[DATA FOR PROCESSING]
..............................
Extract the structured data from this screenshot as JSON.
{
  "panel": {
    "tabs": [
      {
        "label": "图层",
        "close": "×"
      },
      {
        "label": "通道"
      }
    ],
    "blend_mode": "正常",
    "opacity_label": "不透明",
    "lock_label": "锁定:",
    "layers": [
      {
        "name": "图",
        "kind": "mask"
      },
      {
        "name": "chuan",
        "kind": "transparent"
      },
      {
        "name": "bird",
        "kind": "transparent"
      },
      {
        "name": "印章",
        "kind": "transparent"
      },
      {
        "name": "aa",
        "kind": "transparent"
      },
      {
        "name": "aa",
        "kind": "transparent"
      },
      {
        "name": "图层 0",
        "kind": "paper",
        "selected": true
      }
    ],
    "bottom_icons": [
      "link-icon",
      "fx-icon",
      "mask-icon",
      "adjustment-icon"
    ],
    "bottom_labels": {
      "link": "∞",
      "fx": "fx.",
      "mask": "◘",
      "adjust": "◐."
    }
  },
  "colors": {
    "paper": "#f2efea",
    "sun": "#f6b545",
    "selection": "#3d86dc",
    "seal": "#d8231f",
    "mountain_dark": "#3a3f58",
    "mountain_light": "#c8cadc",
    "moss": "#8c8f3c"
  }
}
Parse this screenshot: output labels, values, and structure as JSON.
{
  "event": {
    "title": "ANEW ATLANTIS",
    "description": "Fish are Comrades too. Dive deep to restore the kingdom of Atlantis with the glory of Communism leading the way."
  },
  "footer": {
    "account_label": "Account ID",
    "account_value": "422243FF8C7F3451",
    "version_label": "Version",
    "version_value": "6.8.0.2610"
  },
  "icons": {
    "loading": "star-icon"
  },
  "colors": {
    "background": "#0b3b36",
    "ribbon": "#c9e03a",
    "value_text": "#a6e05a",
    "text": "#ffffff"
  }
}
..............................
[THE EXERCISE] Please reproduce every line of the material word for word.

[REPLY]
Extract the structured data from this screenshot as JSON.
{
  "panel": {
    "tabs": [
      {
        "label": "图层",
        "close": "×"
      },
      {
        "label": "通道"
      }
    ],
    "blend_mode": "正常",
    "opacity_label": "不透明",
    "lock_label": "锁定:",
    "layers": [
      {
        "name": "图",
        "kind": "mask"
      },
      {
        "name": "chuan",
        "kind": "transparent"
      },
      {
        "name": "bird",
        "kind": "transparent"
      },
      {
        "name": "印章",
        "kind": "transparent"
      },
      {
        "name": "aa",
        "kind": "transparent"
      },
      {
        "name": "aa",
        "kind": "transparent"
      },
      {
        "name": "图层 0",
        "kind": "paper",
        "selected": true
      }
    ],
    "bottom_icons": [
      "link-icon",
      "fx-icon",
      "mask-icon",
      "adjustment-icon"
    ],
    "bottom_labels": {
      "link": "∞",
      "fx": "fx.",
      "mask": "◘",
      "adjust": "◐."
    }
  },
  "colors": {
    "paper": "#f2efea",
    "sun": "#f6b545",
    "selection": "#3d86dc",
    "seal": "#d8231f",
    "mountain_dark": "#3a3f58",
    "mountain_light": "#c8cadc",
    "moss": "#8c8f3c"
  }
}
Parse this screenshot: output labels, values, and structure as JSON.
{
  "event": {
    "title": "ANEW ATLANTIS",
    "description": "Fish are Comrades too. Dive deep to restore the kingdom of Atlantis with the glory of Communism leading the way."
  },
  "footer": {
    "account_label": "Account ID",
    "account_value": "422243FF8C7F3451",
    "version_label": "Version",
    "version_value": "6.8.0.2610"
  },
  "icons": {
    "loading": "star-icon"
  },
  "colors": {
    "background": "#0b3b36",
    "ribbon": "#c9e03a",
    "value_text": "#a6e05a",
    "text": "#ffffff"
  }
}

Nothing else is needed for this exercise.